# Activity
Every entry must be copied word for word.

____

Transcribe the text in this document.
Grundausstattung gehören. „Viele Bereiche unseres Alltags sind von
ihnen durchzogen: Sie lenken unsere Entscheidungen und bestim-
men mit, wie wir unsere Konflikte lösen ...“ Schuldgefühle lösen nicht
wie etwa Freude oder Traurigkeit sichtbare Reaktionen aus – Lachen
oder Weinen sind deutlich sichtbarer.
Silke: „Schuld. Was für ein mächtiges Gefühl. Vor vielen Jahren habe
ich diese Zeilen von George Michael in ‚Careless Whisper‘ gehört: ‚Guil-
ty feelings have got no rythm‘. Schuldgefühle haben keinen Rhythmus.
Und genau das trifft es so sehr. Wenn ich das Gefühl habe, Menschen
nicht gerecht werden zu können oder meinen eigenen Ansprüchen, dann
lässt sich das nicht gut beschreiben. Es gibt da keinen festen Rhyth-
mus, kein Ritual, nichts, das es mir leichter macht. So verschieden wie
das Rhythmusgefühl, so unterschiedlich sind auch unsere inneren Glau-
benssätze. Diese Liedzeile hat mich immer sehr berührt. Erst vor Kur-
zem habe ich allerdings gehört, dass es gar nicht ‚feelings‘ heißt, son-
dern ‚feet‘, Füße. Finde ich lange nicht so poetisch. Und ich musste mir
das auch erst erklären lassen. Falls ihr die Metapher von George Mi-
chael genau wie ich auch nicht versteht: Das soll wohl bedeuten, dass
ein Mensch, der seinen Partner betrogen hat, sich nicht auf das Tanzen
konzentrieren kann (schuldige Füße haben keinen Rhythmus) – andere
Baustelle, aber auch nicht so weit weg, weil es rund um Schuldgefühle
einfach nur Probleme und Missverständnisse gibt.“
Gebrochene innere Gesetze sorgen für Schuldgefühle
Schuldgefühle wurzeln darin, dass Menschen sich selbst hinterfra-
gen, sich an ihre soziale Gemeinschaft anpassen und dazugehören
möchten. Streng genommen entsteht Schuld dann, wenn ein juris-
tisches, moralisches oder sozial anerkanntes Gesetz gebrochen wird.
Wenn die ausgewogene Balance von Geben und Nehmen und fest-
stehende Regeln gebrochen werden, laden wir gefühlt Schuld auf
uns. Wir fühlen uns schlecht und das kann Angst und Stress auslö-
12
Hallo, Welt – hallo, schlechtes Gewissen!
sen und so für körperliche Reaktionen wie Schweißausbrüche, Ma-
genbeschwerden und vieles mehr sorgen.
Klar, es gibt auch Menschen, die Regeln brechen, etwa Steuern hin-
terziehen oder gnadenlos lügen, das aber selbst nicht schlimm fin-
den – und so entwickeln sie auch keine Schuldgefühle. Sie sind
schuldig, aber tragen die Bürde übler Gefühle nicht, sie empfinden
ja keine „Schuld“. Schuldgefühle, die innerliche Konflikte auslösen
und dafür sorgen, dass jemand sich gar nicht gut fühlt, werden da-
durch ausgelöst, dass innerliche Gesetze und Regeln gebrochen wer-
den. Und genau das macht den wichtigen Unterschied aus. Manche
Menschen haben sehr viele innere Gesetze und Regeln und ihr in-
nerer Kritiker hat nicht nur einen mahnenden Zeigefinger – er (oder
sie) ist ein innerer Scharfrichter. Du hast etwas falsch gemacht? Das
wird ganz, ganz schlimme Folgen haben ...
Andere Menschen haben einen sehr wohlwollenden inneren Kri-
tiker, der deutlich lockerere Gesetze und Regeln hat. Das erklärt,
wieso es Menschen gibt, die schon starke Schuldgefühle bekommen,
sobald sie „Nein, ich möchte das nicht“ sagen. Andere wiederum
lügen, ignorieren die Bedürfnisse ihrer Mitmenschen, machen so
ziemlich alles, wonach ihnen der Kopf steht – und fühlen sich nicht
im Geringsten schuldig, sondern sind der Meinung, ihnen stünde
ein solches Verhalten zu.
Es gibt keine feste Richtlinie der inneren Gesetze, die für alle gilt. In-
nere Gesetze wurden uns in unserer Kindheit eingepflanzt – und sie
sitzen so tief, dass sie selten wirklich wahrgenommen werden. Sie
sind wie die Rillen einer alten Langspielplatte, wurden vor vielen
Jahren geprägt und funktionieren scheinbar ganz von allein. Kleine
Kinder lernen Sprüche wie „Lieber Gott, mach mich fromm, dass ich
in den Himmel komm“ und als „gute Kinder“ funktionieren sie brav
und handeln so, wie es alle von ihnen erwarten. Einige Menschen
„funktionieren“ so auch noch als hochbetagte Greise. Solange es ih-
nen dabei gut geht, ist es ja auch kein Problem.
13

____

# Task output
Transcribe the text in this document.
Grundausstattung gehören. „Viele Bereiche unseres Alltags sind von
ihnen durchzogen: Sie lenken unsere Entscheidungen und bestim-
men mit, wie wir unsere Konflikte lösen ...“ Schuldgefühle lösen nicht
wie etwa Freude oder Traurigkeit sichtbare Reaktionen aus – Lachen
oder Weinen sind deutlich sichtbarer.
Silke: „Schuld. Was für ein mächtiges Gefühl. Vor vielen Jahren habe
ich diese Zeilen von George Michael in ‚Careless Whisper‘ gehört: ‚Guil-
ty feelings have got no rythm‘. Schuldgefühle haben keinen Rhythmus.
Und genau das trifft es so sehr. Wenn ich das Gefühl habe, Menschen
nicht gerecht werden zu können oder meinen eigenen Ansprüchen, dann
lässt sich das nicht gut beschreiben. Es gibt da keinen festen Rhyth-
mus, kein Ritual, nichts, das es mir leichter macht. So verschieden wie
das Rhythmusgefühl, so unterschiedlich sind auch unsere inneren Glau-
benssätze. Diese Liedzeile hat mich immer sehr berührt. Erst vor Kur-
zem habe ich allerdings gehört, dass es gar nicht ‚feelings‘ heißt, son-
dern ‚feet‘, Füße. Finde ich lange nicht so poetisch. Und ich musste mir
das auch erst erklären lassen. Falls ihr die Metapher von George Mi-
chael genau wie ich auch nicht versteht: Das soll wohl bedeuten, dass
ein Mensch, der seinen Partner betrogen hat, sich nicht auf das Tanzen
konzentrieren kann (schuldige Füße haben keinen Rhythmus) – andere
Baustelle, aber auch nicht so weit weg, weil es rund um Schuldgefühle
einfach nur Probleme und Missverständnisse gibt.“
Gebrochene innere Gesetze sorgen für Schuldgefühle
Schuldgefühle wurzeln darin, dass Menschen sich selbst hinterfra-
gen, sich an ihre soziale Gemeinschaft anpassen und dazugehören
möchten. Streng genommen entsteht Schuld dann, wenn ein juris-
tisches, moralisches oder sozial anerkanntes Gesetz gebrochen wird.
Wenn die ausgewogene Balance von Geben und Nehmen und fest-
stehende Regeln gebrochen werden, laden wir gefühlt Schuld auf
uns. Wir fühlen uns schlecht und das kann Angst und Stress auslö-
12
Hallo, Welt – hallo, schlechtes Gewissen!
sen und so für körperliche Reaktionen wie Schweißausbrüche, Ma-
genbeschwerden und vieles mehr sorgen.
Klar, es gibt auch Menschen, die Regeln brechen, etwa Steuern hin-
terziehen oder gnadenlos lügen, das aber selbst nicht schlimm fin-
den – und so entwickeln sie auch keine Schuldgefühle. Sie sind
schuldig, aber tragen die Bürde übler Gefühle nicht, sie empfinden
ja keine „Schuld“. Schuldgefühle, die innerliche Konflikte auslösen
und dafür sorgen, dass jemand sich gar nicht gut fühlt, werden da-
durch ausgelöst, dass innerliche Gesetze und Regeln gebrochen wer-
den. Und genau das macht den wichtigen Unterschied aus. Manche
Menschen haben sehr viele innere Gesetze und Regeln und ihr in-
nerer Kritiker hat nicht nur einen mahnenden Zeigefinger – er (oder
sie) ist ein innerer Scharfrichter. Du hast etwas falsch gemacht? Das
wird ganz, ganz schlimme Folgen haben ...
Andere Menschen haben einen sehr wohlwollenden inneren Kri-
tiker, der deutlich lockerere Gesetze und Regeln hat. Das erklärt,
wieso es Menschen gibt, die schon starke Schuldgefühle bekommen,
sobald sie „Nein, ich möchte das nicht“ sagen. Andere wiederum
lügen, ignorieren die Bedürfnisse ihrer Mitmenschen, machen so
ziemlich alles, wonach ihnen der Kopf steht – und fühlen sich nicht
im Geringsten schuldig, sondern sind der Meinung, ihnen stünde
ein solches Verhalten zu.
Es gibt keine feste Richtlinie der inneren Gesetze, die für alle gilt. In-
nere Gesetze wurden uns in unserer Kindheit eingepflanzt – und sie
sitzen so tief, dass sie selten wirklich wahrgenommen werden. Sie
sind wie die Rillen einer alten Langspielplatte, wurden vor vielen
Jahren geprägt und funktionieren scheinbar ganz von allein. Kleine
Kinder lernen Sprüche wie „Lieber Gott, mach mich fromm, dass ich
in den Himmel komm“ und als „gute Kinder“ funktionieren sie brav
und handeln so, wie es alle von ihnen erwarten. Einige Menschen
„funktionieren“ so auch noch als hochbetagte Greise. Solange es ih-
nen dabei gut geht, ist es ja auch kein Problem.
13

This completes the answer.